-- start --

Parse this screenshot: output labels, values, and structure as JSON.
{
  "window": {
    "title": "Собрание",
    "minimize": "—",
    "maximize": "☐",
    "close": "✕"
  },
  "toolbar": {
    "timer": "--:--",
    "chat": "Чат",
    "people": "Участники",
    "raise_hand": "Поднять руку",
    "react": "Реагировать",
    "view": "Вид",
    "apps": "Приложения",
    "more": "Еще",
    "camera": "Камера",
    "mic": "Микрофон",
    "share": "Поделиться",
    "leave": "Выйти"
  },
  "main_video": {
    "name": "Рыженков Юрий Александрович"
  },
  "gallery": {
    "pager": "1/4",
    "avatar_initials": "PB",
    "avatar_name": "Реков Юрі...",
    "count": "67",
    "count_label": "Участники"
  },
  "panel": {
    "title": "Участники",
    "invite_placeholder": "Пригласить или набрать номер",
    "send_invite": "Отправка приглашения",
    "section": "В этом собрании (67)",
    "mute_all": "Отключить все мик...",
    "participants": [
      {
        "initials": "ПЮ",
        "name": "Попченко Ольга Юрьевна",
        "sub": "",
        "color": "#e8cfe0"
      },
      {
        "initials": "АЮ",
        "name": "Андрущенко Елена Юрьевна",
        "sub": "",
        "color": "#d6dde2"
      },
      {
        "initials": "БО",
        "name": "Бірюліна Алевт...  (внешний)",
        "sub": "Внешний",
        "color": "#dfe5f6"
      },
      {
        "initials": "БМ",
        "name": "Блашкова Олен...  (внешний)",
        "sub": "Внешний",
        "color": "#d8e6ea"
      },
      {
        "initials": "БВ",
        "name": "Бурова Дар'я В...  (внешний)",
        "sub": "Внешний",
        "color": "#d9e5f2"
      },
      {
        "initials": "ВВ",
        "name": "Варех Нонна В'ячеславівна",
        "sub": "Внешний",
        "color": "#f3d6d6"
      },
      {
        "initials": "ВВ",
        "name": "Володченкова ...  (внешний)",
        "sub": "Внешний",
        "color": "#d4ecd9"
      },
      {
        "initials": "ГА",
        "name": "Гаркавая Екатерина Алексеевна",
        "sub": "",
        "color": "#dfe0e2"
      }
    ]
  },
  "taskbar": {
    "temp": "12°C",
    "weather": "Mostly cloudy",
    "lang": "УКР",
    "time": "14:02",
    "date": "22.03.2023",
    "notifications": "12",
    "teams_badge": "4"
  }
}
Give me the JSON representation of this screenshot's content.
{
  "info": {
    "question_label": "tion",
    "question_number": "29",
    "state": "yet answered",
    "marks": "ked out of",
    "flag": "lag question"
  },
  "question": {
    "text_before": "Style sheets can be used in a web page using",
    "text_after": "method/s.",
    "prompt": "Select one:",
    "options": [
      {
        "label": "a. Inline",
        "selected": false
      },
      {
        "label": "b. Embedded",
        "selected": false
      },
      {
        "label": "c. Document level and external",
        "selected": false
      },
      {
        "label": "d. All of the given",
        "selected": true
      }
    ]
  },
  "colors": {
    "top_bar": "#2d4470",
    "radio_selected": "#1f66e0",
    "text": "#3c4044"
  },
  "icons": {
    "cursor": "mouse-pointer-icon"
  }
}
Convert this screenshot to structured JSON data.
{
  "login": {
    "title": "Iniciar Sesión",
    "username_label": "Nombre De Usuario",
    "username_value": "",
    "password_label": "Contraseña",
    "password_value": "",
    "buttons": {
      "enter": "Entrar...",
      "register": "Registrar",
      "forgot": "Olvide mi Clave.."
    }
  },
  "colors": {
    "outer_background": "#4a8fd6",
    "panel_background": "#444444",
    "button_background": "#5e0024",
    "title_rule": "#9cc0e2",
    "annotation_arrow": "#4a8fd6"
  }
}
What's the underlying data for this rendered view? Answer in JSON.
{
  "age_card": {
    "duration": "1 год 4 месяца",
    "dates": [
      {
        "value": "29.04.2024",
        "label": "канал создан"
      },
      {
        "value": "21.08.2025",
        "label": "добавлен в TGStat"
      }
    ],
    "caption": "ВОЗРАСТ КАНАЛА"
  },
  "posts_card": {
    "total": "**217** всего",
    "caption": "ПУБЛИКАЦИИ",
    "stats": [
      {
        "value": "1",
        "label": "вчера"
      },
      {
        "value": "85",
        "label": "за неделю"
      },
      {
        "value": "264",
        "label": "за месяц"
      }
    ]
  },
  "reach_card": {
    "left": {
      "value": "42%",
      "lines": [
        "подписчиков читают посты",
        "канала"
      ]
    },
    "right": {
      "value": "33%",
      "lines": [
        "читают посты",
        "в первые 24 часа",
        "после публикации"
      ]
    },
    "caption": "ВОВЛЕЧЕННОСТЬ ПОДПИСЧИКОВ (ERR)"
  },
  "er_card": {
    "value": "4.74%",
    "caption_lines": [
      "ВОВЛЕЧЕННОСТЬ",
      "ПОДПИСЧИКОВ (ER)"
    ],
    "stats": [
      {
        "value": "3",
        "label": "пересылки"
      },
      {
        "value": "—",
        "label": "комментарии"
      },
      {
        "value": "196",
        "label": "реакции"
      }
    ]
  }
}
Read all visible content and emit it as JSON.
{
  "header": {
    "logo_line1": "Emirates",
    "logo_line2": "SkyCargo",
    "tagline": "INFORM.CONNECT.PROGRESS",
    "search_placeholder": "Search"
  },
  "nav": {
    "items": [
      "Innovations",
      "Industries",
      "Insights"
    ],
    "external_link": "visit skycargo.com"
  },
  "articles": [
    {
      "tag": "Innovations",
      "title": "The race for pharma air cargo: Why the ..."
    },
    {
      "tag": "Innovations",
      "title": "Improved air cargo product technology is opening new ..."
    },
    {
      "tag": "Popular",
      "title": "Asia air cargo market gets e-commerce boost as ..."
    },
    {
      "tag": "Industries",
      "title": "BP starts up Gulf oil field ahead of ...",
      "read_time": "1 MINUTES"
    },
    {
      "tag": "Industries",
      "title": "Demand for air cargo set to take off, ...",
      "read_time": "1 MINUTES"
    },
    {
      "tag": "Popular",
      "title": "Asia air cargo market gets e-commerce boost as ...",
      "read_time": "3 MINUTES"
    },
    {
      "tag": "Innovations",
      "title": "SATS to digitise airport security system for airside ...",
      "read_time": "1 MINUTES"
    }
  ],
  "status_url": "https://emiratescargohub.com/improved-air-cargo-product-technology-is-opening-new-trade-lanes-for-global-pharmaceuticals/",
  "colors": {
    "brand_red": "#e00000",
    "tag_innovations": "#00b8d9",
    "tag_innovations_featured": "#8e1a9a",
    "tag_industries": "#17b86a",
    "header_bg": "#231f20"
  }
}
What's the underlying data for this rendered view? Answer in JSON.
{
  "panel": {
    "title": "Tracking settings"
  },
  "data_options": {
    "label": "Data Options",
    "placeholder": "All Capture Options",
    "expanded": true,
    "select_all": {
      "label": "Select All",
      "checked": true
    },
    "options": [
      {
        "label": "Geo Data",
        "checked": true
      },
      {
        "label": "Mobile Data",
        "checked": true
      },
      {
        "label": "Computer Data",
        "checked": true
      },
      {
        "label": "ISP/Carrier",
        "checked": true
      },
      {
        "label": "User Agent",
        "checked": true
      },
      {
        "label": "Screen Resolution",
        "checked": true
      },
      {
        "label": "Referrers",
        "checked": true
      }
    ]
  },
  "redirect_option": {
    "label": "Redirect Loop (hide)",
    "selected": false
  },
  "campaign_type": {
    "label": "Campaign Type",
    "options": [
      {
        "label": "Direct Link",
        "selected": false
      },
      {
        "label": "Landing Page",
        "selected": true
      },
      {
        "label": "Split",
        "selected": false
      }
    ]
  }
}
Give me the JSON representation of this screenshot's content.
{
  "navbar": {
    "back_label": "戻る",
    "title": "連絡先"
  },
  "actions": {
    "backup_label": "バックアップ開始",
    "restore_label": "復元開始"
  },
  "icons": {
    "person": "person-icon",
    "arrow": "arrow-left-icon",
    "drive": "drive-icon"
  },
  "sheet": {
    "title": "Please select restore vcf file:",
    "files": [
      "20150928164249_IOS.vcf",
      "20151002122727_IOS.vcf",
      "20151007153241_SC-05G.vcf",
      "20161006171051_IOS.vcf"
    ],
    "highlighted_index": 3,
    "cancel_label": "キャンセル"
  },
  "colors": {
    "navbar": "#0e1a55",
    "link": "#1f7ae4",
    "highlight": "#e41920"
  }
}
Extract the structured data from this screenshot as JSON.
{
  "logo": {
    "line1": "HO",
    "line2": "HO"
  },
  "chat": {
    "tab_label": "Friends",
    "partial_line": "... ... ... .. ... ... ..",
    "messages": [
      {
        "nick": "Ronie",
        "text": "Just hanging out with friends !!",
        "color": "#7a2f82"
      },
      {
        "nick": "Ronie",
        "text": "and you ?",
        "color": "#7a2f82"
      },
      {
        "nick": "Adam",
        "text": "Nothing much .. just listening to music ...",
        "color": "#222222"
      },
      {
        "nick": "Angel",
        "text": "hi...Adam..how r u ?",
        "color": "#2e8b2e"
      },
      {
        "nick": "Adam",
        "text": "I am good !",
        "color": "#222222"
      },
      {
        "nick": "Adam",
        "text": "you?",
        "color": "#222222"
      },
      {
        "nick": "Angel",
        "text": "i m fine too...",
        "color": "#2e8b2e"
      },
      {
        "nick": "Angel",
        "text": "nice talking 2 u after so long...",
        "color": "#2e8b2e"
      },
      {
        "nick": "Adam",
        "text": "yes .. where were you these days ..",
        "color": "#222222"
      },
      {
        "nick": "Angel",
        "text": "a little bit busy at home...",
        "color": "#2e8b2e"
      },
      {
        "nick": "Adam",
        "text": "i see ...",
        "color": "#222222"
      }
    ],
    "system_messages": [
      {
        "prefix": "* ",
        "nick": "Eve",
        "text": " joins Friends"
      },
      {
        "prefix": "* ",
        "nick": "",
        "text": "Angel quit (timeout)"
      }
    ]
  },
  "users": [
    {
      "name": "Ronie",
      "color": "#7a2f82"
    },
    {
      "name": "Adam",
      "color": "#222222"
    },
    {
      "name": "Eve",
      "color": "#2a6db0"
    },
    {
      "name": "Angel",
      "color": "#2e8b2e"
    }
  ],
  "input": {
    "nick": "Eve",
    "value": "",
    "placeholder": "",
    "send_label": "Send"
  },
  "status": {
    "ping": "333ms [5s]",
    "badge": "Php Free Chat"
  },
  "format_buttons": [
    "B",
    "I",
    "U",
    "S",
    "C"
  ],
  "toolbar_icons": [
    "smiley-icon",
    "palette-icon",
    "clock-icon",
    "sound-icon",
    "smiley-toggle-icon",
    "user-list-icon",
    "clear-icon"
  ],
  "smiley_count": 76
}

-- end --

**Short exercise**
Only the number is wanted: how many lines in the preceding entries hold the string "screenshot"?

**The result**
5